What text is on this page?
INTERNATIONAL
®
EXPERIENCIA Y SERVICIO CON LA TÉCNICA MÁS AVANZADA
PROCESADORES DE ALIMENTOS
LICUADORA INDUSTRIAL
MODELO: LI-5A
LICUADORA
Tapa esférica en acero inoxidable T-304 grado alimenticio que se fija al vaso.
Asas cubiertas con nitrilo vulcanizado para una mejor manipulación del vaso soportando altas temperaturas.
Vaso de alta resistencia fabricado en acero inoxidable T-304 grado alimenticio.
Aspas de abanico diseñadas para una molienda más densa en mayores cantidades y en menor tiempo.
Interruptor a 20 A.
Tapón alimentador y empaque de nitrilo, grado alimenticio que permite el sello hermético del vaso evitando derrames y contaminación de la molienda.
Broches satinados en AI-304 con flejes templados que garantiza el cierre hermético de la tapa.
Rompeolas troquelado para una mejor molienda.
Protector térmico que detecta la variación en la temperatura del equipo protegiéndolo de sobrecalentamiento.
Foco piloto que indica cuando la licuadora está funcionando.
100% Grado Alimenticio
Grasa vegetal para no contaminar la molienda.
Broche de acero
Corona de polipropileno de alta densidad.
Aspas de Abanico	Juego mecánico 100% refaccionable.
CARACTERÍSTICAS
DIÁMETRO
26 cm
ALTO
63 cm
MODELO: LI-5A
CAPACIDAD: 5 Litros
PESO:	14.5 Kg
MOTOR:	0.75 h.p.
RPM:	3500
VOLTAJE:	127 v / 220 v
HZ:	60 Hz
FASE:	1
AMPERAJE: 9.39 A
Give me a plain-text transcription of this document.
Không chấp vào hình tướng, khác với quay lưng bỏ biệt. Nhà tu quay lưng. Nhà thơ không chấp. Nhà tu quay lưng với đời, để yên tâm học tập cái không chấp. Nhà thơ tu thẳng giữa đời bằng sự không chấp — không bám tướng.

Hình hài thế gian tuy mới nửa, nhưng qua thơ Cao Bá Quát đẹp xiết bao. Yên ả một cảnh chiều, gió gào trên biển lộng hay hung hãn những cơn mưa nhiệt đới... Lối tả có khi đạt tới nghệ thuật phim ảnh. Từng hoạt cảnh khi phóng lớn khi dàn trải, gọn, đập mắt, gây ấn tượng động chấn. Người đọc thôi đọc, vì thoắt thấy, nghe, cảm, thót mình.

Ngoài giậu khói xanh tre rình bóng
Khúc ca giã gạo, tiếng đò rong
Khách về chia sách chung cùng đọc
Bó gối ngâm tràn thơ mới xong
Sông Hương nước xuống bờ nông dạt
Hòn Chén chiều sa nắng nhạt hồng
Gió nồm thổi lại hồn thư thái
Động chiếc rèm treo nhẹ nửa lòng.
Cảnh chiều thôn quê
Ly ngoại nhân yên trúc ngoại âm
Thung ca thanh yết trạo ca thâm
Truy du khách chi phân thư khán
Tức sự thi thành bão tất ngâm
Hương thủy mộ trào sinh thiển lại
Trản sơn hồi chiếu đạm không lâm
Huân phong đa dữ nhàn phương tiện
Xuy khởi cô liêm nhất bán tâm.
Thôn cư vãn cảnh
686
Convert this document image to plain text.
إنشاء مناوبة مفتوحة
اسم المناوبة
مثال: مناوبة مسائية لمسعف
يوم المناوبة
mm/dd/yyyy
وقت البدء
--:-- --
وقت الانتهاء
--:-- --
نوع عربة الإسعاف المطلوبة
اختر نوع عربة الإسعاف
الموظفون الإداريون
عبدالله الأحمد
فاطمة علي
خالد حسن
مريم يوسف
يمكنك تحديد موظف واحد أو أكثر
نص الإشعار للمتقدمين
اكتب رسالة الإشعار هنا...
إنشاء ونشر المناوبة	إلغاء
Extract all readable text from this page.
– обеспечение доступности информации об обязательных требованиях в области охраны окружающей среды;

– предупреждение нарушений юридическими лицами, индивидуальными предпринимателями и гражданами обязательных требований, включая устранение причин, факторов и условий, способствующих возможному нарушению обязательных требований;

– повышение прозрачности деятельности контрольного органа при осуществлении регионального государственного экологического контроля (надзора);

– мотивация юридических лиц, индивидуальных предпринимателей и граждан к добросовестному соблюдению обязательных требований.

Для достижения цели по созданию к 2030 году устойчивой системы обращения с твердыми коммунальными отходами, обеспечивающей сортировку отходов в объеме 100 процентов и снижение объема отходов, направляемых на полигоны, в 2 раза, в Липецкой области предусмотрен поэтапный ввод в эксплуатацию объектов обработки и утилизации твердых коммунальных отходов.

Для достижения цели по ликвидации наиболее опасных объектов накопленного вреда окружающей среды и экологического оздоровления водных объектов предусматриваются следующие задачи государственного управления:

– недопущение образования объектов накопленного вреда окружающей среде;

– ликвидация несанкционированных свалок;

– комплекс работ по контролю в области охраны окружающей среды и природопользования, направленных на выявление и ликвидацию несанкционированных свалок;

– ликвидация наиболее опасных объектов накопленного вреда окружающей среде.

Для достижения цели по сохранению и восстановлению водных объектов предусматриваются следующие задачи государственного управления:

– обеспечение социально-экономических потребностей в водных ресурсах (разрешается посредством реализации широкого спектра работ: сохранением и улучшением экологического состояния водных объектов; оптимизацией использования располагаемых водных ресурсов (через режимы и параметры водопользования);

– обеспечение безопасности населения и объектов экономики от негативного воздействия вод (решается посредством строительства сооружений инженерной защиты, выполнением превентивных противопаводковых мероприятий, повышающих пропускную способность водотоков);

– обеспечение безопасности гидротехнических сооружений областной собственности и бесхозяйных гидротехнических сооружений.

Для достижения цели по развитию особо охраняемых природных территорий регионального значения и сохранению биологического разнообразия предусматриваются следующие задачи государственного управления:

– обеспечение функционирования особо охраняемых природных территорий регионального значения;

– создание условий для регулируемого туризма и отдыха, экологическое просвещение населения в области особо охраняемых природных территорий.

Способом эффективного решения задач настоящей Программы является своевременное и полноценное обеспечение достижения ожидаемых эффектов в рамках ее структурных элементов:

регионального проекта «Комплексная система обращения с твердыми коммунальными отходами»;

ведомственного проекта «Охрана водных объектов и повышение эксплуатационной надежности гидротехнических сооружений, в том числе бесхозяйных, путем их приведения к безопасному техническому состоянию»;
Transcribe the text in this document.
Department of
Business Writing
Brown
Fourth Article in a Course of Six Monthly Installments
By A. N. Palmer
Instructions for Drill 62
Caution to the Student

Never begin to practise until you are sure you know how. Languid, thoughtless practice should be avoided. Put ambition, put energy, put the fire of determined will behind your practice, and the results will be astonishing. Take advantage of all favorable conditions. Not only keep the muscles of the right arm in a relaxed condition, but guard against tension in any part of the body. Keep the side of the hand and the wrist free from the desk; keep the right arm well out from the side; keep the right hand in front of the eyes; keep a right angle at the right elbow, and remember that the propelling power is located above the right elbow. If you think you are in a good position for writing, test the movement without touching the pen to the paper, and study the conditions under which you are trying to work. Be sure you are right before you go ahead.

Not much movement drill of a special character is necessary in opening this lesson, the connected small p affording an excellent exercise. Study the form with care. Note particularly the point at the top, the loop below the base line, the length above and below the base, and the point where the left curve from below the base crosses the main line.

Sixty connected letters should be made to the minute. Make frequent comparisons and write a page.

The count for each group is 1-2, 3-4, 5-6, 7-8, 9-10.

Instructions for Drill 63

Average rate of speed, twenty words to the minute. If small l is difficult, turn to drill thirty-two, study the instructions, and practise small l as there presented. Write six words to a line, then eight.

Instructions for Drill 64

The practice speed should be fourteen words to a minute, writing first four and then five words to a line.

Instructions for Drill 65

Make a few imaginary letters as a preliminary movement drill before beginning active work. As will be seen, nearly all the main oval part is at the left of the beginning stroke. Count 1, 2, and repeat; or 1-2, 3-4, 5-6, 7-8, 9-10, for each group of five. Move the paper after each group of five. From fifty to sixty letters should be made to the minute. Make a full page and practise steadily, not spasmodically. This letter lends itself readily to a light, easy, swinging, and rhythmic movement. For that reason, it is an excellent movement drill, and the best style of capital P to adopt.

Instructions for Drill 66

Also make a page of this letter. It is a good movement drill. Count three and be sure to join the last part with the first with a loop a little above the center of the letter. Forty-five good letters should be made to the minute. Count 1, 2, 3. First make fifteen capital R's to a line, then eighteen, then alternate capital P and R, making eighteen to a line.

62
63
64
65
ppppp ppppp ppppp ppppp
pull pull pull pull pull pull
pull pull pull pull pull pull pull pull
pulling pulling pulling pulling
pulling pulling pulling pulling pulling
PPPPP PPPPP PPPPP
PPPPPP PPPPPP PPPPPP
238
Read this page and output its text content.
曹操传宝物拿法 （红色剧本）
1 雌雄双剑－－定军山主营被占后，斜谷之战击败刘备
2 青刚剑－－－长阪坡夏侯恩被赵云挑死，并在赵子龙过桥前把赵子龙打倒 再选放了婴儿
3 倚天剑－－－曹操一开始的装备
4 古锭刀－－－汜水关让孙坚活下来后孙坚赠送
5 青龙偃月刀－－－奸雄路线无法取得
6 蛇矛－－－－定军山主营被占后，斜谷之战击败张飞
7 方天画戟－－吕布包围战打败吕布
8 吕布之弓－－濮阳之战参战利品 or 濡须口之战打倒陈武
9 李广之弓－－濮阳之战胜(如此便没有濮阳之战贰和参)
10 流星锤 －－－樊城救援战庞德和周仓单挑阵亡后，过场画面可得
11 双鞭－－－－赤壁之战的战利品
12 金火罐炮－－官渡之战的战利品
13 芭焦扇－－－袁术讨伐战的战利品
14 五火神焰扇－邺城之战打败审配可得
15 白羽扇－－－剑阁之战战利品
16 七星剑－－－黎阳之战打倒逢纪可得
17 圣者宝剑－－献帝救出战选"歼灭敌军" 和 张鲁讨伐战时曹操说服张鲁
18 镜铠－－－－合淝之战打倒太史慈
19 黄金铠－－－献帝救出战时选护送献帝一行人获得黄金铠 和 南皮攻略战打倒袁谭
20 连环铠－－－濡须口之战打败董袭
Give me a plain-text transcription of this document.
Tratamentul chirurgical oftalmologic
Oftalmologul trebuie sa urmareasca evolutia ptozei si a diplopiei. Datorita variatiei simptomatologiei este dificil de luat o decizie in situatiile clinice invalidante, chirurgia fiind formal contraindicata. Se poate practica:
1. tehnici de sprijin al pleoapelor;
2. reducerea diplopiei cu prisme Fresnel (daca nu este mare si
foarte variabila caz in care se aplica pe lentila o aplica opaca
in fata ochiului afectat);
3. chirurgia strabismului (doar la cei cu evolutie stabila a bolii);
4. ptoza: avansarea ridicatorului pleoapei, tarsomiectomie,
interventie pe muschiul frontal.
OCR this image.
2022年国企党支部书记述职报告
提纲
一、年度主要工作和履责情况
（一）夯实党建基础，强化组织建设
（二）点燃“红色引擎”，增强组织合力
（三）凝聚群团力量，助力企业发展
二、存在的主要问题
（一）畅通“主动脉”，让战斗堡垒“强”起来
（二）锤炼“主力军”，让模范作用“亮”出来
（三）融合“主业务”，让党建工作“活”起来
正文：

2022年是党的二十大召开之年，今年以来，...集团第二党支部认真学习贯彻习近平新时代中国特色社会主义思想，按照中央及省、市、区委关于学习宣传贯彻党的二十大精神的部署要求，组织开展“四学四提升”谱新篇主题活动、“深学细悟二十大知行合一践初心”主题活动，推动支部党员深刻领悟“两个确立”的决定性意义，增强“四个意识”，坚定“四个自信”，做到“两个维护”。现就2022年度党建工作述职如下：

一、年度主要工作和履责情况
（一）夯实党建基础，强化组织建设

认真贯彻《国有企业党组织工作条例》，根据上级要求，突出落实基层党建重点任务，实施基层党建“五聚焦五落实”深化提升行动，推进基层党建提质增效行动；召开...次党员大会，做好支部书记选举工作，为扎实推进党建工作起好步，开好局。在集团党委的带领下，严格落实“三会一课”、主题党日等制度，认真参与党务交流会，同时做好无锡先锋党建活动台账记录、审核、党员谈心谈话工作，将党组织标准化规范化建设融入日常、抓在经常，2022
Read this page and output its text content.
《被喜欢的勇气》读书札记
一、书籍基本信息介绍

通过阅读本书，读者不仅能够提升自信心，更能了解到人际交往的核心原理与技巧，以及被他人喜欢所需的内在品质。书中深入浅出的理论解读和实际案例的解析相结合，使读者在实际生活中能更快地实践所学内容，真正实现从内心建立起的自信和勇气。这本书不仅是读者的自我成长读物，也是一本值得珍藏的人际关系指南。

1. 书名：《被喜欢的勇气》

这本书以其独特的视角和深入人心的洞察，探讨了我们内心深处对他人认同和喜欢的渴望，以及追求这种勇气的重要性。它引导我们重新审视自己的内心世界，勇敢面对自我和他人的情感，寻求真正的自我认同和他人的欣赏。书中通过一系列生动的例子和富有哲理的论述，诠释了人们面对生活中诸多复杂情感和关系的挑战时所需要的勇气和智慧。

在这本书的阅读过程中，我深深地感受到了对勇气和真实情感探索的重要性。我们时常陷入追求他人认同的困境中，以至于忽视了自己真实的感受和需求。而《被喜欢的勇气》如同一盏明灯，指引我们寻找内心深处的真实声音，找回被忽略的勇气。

WHAT THE EXERCISE ASKS ▸ Copy each line above containing the string "бесхозяйных".

EXPECTED ANSWER ▸
– обеспечение безопасности гидротехнических сооружений областной собственности и бесхозяйных гидротехнических сооружений.
ведомственного проекта «Охрана водных объектов и повышение эксплуатационной надежности гидротехнических сооружений, в том числе бесхозяйных, путем их приведения к безопасному техническому состоянию»;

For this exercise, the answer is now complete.